■ YOUR TASK ■
Lines that contain the string "width" are to be copied; leave out all others.

Items from a dataset:

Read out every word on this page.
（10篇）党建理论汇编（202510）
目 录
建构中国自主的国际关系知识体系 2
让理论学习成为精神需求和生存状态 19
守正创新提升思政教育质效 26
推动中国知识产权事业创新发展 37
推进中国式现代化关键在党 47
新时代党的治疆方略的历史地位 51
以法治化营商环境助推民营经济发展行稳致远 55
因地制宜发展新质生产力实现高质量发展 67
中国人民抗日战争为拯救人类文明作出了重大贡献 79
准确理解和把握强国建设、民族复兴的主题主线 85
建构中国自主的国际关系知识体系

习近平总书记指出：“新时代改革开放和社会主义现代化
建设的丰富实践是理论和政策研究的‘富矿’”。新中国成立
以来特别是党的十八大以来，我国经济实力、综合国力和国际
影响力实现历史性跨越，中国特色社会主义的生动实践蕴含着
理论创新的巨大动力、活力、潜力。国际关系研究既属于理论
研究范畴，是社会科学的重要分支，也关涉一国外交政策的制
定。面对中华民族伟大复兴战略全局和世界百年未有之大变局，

==

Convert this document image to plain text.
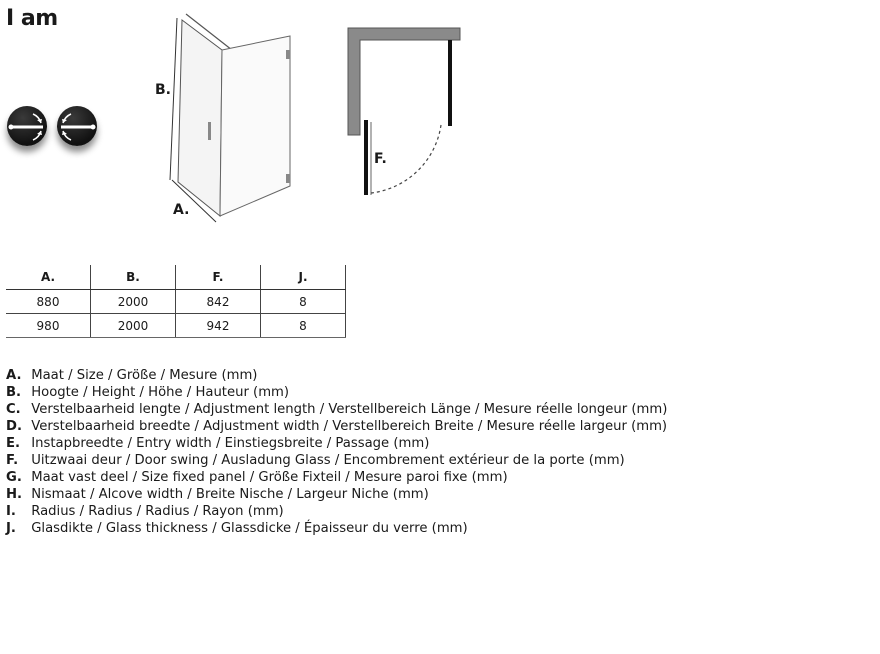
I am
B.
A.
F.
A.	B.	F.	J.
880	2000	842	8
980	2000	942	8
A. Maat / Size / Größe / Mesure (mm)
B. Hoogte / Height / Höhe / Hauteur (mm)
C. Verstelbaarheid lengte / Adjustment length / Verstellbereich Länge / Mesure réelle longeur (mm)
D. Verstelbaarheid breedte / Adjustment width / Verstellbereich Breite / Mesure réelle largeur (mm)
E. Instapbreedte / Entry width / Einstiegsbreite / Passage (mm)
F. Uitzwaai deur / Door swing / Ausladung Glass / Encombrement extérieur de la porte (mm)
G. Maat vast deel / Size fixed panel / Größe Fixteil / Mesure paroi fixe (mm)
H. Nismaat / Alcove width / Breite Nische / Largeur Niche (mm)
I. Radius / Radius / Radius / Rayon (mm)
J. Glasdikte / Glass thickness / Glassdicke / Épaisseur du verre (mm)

---

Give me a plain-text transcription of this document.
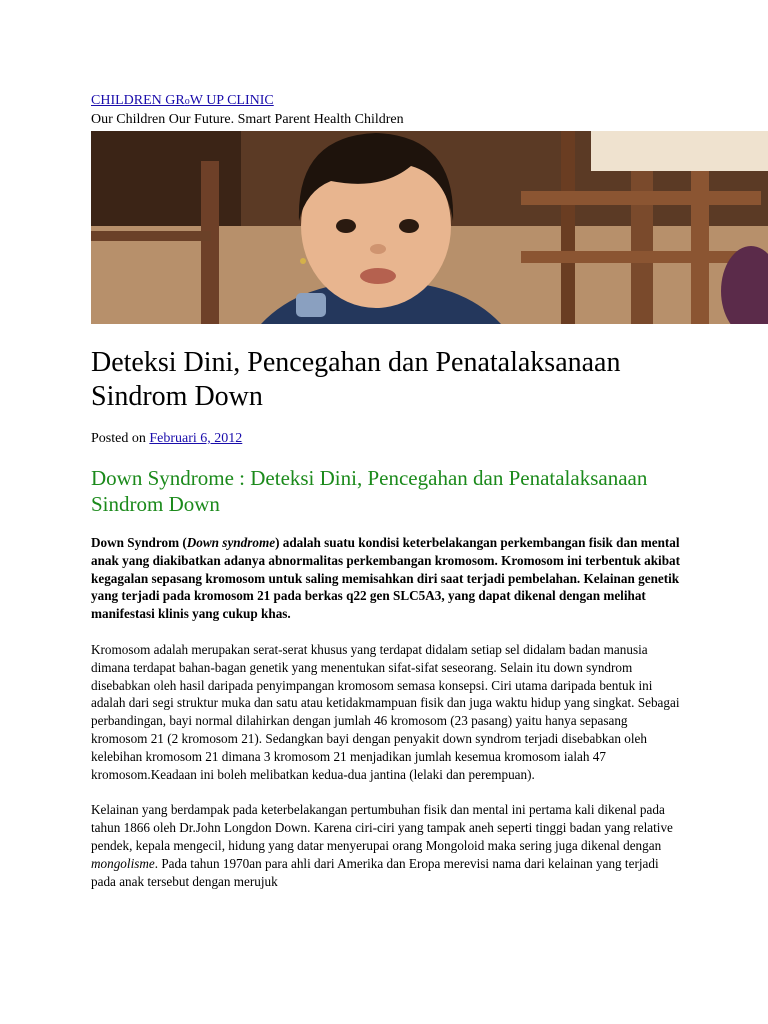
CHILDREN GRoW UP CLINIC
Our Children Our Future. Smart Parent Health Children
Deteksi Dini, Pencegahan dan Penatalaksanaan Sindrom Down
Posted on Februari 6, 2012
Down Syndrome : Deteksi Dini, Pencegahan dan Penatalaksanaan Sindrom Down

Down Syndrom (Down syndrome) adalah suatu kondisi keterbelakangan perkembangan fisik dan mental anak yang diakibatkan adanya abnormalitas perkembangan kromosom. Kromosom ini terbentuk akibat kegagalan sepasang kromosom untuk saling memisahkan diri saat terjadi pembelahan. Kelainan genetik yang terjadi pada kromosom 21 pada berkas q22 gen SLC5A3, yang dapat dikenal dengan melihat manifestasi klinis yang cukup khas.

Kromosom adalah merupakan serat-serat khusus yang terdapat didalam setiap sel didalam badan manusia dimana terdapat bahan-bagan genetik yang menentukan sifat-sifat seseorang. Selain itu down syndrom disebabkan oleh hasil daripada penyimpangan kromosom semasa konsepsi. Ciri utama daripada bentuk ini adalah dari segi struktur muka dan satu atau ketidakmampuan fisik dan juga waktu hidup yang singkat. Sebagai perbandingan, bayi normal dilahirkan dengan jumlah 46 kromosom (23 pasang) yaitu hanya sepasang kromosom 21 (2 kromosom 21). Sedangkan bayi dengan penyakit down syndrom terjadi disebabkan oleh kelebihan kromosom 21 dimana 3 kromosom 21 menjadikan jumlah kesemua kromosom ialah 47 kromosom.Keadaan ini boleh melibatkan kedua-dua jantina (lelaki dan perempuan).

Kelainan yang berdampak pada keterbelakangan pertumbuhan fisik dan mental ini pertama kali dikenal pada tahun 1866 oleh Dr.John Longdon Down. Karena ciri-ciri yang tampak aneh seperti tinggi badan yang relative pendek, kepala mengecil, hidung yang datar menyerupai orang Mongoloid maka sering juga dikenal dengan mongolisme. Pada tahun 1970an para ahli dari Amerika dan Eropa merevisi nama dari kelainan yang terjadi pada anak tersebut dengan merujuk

■ ANSWER IN FULL ■
D. Verstelbaarheid breedte / Adjustment width / Verstellbereich Breite / Mesure réelle largeur (mm)
E. Instapbreedte / Entry width / Einstiegsbreite / Passage (mm)
H. Nismaat / Alcove width / Breite Nische / Largeur Niche (mm)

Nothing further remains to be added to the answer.